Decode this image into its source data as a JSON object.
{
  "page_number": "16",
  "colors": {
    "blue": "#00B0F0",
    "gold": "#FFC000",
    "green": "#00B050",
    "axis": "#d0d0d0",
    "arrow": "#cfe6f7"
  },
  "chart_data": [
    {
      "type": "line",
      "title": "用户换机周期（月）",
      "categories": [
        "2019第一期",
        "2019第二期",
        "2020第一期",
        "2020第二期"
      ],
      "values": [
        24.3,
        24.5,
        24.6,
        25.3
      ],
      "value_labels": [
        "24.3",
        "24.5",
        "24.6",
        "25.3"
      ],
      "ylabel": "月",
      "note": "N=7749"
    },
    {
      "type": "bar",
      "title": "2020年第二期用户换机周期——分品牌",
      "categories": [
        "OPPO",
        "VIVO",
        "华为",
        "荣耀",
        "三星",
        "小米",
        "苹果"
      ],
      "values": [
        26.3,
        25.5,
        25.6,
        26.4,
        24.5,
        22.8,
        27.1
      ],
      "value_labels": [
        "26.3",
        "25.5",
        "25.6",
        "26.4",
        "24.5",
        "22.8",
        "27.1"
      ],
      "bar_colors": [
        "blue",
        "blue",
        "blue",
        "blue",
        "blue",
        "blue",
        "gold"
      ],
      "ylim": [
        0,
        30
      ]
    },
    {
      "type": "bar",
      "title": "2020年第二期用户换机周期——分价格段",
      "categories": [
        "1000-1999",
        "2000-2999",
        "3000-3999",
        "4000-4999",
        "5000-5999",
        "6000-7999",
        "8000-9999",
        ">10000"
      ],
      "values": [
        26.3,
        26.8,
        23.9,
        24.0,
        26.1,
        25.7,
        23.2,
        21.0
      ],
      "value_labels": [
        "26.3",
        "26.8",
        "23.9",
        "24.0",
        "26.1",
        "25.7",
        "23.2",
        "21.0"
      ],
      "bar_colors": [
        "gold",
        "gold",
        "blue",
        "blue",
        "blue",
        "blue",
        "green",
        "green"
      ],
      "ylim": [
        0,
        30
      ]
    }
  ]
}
++++++
Extract every entry in the listing word for word.

Decode this image into its source data as a JSON object.
{
  "page_number": "16",
  "colors": {
    "blue": "#00B0F0",
    "gold": "#FFC000",
    "green": "#00B050",
    "axis": "#d0d0d0",
    "arrow": "#cfe6f7"
  },
  "chart_data": [
    {
      "type": "line",
      "title": "用户换机周期（月）",
      "categories": [
        "2019第一期",
        "2019第二期",
        "2020第一期",
        "2020第二期"
      ],
      "values": [
        24.3,
        24.5,
        24.6,
        25.3
      ],
      "value_labels": [
        "24.3",
        "24.5",
        "24.6",
        "25.3"
      ],
      "ylabel": "月",
      "note": "N=7749"
    },
    {
      "type": "bar",
      "title": "2020年第二期用户换机周期——分品牌",
      "categories": [
        "OPPO",
        "VIVO",
        "华为",
        "荣耀",
        "三星",
        "小米",
        "苹果"
      ],
      "values": [
        26.3,
        25.5,
        25.6,
        26.4,
        24.5,
        22.8,
        27.1
      ],
      "value_labels": [
        "26.3",
        "25.5",
        "25.6",
        "26.4",
        "24.5",
        "22.8",
        "27.1"
      ],
      "bar_colors": [
        "blue",
        "blue",
        "blue",
        "blue",
        "blue",
        "blue",
        "gold"
      ],
      "ylim": [
        0,
        30
      ]
    },
    {
      "type": "bar",
      "title": "2020年第二期用户换机周期——分价格段",
      "categories": [
        "1000-1999",
        "2000-2999",
        "3000-3999",
        "4000-4999",
        "5000-5999",
        "6000-7999",
        "8000-9999",
        ">10000"
      ],
      "values": [
        26.3,
        26.8,
        23.9,
        24.0,
        26.1,
        25.7,
        23.2,
        21.0
      ],
      "value_labels": [
        "26.3",
        "26.8",
        "23.9",
        "24.0",
        "26.1",
        "25.7",
        "23.2",
        "21.0"
      ],
      "bar_colors": [
        "gold",
        "gold",
        "blue",
        "blue",
        "blue",
        "blue",
        "green",
        "green"
      ],
      "ylim": [
        0,
        30
      ]
    }
  ]
}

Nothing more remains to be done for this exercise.